> Entries taken from a collection
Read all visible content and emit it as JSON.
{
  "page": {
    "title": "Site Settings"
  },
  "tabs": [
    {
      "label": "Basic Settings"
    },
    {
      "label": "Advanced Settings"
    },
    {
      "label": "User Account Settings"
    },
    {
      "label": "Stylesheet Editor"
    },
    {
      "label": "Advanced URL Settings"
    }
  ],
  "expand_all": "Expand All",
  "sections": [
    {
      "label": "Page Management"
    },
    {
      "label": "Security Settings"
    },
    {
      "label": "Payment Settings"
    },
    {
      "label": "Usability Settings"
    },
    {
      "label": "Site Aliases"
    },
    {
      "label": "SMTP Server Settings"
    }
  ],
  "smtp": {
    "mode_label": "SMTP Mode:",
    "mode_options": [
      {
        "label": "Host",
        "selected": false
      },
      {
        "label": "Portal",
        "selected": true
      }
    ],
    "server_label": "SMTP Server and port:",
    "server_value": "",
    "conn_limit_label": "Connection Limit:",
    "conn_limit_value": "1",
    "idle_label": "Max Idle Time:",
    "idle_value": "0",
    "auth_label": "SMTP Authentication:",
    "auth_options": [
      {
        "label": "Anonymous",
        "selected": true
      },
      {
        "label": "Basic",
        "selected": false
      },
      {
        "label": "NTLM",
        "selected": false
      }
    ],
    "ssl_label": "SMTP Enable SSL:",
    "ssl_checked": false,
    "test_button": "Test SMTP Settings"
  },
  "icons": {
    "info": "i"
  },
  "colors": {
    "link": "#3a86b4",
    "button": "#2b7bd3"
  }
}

> EXERCISE PROMPT
Write out the entries above once more, without altering anything.

> RESULT FOR THIS TASK
Read all visible content and emit it as JSON.
{
  "page": {
    "title": "Site Settings"
  },
  "tabs": [
    {
      "label": "Basic Settings"
    },
    {
      "label": "Advanced Settings"
    },
    {
      "label": "User Account Settings"
    },
    {
      "label": "Stylesheet Editor"
    },
    {
      "label": "Advanced URL Settings"
    }
  ],
  "expand_all": "Expand All",
  "sections": [
    {
      "label": "Page Management"
    },
    {
      "label": "Security Settings"
    },
    {
      "label": "Payment Settings"
    },
    {
      "label": "Usability Settings"
    },
    {
      "label": "Site Aliases"
    },
    {
      "label": "SMTP Server Settings"
    }
  ],
  "smtp": {
    "mode_label": "SMTP Mode:",
    "mode_options": [
      {
        "label": "Host",
        "selected": false
      },
      {
        "label": "Portal",
        "selected": true
      }
    ],
    "server_label": "SMTP Server and port:",
    "server_value": "",
    "conn_limit_label": "Connection Limit:",
    "conn_limit_value": "1",
    "idle_label": "Max Idle Time:",
    "idle_value": "0",
    "auth_label": "SMTP Authentication:",
    "auth_options": [
      {
        "label": "Anonymous",
        "selected": true
      },
      {
        "label": "Basic",
        "selected": false
      },
      {
        "label": "NTLM",
        "selected": false
      }
    ],
    "ssl_label": "SMTP Enable SSL:",
    "ssl_checked": false,
    "test_button": "Test SMTP Settings"
  },
  "icons": {
    "info": "i"
  },
  "colors": {
    "link": "#3a86b4",
    "button": "#2b7bd3"
  }
}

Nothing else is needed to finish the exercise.